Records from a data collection

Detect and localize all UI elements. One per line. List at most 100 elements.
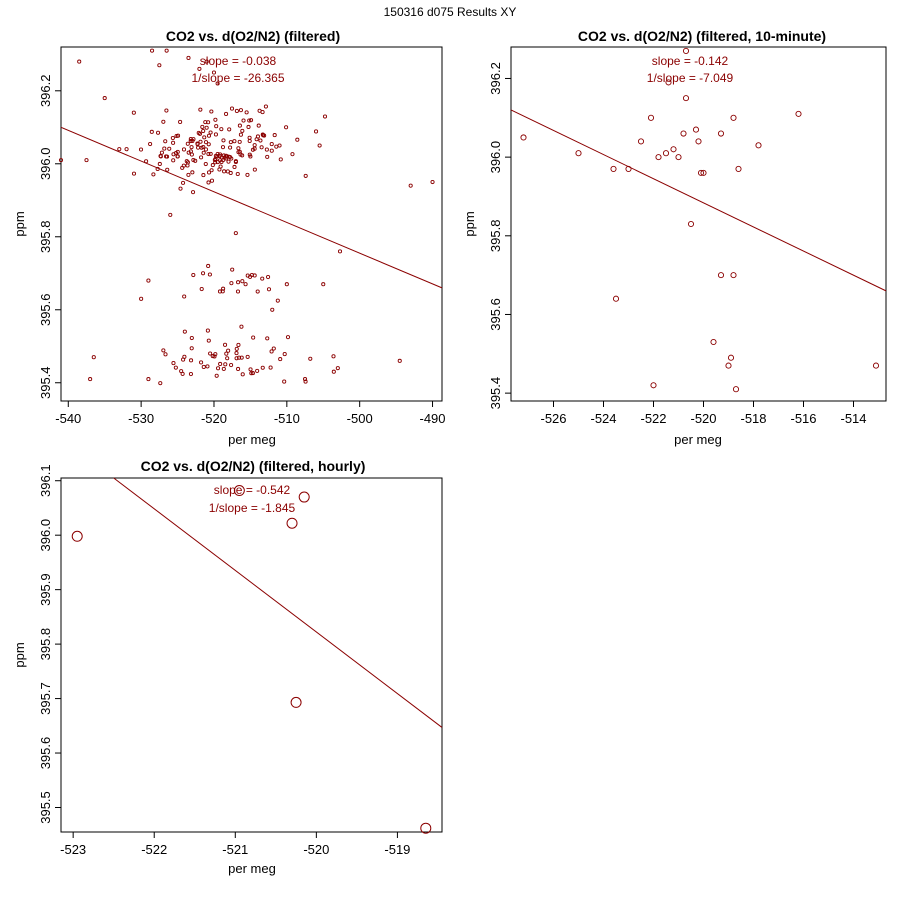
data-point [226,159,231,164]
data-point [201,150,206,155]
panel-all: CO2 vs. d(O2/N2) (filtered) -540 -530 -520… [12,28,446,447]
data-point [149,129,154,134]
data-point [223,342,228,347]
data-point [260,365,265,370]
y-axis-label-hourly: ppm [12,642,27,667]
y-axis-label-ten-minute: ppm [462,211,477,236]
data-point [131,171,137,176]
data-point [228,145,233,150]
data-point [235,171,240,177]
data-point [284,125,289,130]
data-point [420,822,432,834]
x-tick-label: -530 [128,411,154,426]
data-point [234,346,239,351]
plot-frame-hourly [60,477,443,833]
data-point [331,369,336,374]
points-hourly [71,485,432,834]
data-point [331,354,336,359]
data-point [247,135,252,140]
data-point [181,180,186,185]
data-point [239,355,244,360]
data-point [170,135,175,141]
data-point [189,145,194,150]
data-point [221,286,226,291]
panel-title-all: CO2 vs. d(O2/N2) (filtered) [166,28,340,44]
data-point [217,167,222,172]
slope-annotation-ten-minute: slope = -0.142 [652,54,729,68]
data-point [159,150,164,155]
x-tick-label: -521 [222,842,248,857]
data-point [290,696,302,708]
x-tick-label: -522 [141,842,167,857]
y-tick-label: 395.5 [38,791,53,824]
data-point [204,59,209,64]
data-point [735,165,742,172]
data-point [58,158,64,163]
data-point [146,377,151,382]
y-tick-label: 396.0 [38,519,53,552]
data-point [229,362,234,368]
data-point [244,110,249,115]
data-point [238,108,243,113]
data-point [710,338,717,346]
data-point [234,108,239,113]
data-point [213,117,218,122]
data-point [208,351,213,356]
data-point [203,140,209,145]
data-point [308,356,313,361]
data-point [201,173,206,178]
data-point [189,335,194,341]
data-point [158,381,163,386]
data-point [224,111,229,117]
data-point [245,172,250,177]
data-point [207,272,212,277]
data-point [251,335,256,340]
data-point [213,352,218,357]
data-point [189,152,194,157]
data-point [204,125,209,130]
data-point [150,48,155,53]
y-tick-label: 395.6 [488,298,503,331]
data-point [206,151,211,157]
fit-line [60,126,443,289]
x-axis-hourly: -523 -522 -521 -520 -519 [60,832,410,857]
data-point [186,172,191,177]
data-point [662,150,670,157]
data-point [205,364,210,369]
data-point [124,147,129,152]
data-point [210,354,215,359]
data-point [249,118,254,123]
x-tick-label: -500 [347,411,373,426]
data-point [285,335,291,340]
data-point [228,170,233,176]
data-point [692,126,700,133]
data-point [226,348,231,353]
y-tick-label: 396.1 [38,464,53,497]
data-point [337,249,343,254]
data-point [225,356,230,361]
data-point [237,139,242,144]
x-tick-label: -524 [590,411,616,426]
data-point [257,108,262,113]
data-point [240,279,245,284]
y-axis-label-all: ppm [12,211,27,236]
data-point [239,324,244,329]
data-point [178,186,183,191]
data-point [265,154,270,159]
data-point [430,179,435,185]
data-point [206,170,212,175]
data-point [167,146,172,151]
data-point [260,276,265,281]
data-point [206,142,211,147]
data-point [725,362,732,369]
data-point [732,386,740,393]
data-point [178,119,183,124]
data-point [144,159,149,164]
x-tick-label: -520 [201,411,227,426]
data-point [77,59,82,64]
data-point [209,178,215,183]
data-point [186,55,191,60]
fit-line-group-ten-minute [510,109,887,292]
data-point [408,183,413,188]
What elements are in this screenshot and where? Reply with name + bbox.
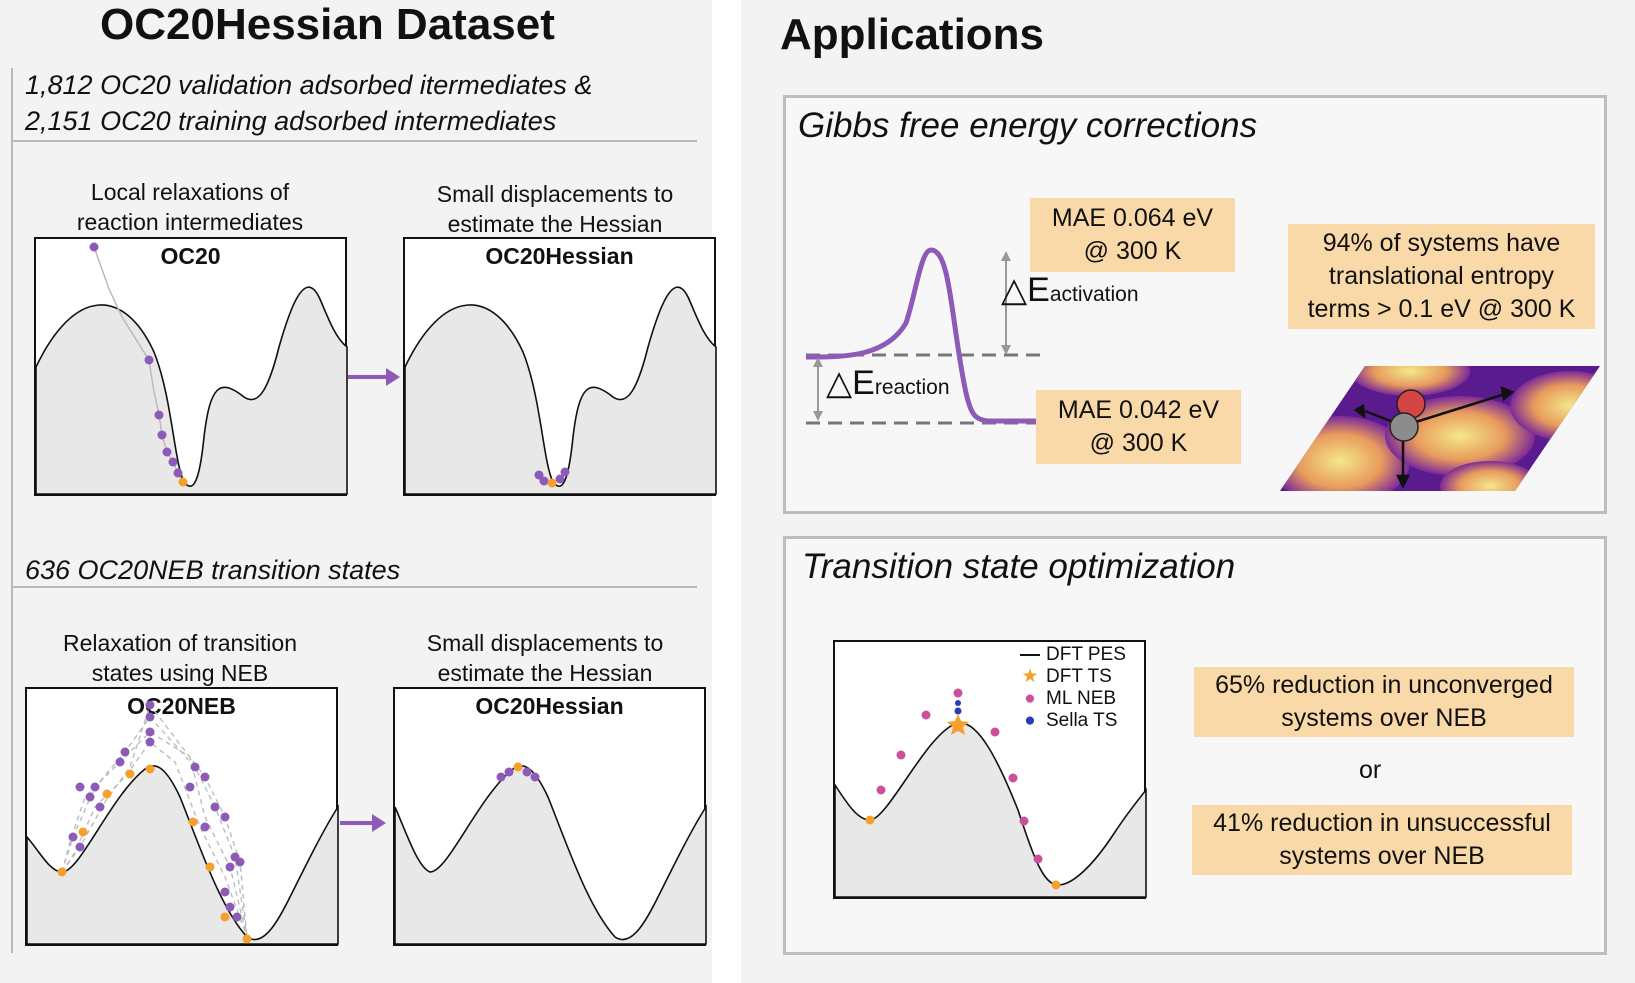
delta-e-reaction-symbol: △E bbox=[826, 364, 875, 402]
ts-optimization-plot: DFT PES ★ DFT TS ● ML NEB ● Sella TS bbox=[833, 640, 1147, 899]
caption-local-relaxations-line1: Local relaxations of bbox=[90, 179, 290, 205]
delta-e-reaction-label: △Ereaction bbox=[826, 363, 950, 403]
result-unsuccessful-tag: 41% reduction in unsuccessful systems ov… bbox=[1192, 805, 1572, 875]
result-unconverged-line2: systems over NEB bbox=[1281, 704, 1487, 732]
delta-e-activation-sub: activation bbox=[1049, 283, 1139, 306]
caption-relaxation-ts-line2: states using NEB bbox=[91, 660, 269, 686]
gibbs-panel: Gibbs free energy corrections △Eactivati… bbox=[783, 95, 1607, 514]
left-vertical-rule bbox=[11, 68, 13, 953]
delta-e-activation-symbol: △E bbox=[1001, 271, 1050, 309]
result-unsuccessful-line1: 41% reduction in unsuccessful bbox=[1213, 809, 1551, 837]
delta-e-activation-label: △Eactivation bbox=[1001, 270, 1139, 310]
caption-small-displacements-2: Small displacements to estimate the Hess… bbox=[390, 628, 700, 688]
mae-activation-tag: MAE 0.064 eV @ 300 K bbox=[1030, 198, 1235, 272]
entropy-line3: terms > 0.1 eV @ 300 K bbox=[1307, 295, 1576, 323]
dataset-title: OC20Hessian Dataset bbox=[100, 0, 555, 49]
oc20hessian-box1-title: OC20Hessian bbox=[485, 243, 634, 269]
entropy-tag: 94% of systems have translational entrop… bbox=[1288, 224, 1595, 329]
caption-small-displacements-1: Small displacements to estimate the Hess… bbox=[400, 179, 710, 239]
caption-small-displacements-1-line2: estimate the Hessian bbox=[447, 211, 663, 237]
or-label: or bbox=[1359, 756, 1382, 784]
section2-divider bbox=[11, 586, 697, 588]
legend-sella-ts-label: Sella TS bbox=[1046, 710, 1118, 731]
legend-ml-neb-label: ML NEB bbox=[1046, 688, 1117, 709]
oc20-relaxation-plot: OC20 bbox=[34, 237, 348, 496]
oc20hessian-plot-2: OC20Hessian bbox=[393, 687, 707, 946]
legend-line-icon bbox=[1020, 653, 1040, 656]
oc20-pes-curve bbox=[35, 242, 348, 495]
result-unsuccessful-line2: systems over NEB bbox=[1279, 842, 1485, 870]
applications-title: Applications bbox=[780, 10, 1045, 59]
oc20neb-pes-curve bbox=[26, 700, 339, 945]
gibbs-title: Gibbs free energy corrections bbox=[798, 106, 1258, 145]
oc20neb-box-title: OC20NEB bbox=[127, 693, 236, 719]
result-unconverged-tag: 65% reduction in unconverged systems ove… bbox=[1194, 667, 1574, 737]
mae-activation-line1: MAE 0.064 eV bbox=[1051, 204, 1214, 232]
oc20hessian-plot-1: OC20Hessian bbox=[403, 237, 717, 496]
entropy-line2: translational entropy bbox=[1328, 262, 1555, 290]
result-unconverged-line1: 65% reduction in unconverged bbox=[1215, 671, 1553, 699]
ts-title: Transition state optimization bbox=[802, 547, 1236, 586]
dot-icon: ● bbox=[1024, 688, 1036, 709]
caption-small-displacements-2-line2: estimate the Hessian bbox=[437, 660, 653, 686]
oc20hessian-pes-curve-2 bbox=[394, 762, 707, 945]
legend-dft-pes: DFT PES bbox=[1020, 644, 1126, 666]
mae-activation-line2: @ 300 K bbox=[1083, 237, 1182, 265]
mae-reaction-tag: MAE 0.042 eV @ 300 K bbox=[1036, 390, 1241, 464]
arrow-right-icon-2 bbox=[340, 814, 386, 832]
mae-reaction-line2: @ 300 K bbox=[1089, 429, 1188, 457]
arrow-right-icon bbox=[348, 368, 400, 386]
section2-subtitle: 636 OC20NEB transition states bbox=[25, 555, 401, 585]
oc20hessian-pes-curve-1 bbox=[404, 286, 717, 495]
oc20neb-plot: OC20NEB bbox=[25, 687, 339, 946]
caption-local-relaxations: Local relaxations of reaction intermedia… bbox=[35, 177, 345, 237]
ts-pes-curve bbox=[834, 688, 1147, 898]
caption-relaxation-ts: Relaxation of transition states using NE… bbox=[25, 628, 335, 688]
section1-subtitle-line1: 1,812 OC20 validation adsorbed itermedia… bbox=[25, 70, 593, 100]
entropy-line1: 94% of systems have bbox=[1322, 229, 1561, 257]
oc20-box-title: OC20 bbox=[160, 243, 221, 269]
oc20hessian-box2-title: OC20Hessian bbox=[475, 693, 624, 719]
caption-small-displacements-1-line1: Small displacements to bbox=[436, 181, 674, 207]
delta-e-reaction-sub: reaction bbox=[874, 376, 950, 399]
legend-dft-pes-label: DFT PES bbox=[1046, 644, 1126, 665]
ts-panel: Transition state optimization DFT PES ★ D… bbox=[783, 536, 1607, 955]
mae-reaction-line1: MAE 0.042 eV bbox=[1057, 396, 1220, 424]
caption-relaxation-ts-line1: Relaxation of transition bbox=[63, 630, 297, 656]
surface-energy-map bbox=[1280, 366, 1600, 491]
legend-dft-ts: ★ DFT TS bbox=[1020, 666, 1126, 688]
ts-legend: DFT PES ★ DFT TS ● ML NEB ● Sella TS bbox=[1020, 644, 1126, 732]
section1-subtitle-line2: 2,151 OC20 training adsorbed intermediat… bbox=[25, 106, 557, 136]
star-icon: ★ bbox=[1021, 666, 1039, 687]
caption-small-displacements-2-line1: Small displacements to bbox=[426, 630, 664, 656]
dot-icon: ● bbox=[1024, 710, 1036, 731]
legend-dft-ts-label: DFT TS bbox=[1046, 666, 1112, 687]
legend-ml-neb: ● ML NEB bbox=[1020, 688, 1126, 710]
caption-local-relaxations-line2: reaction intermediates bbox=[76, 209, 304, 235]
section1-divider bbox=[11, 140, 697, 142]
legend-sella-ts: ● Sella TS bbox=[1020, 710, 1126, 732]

§ WHAT YOU SHOULD DO
Copy out again the lines above, from the line containing "delta-e-reaction-symbol: △E bbox=[826, 364, 875, 402]" through the line containing "delta-e-reaction-label: △Ereaction bbox=[826, 363, 950, 403]", with both of those lines included.

§ WRITTEN REPLY
delta-e-reaction-symbol: △E bbox=[826, 364, 875, 402]
ts-optimization-plot: DFT PES ★ DFT TS ● ML NEB ● Sella TS bbox=[833, 640, 1147, 899]
caption-local-relaxations-line1: Local relaxations of bbox=[90, 179, 290, 205]
delta-e-reaction-label: △Ereaction bbox=[826, 363, 950, 403]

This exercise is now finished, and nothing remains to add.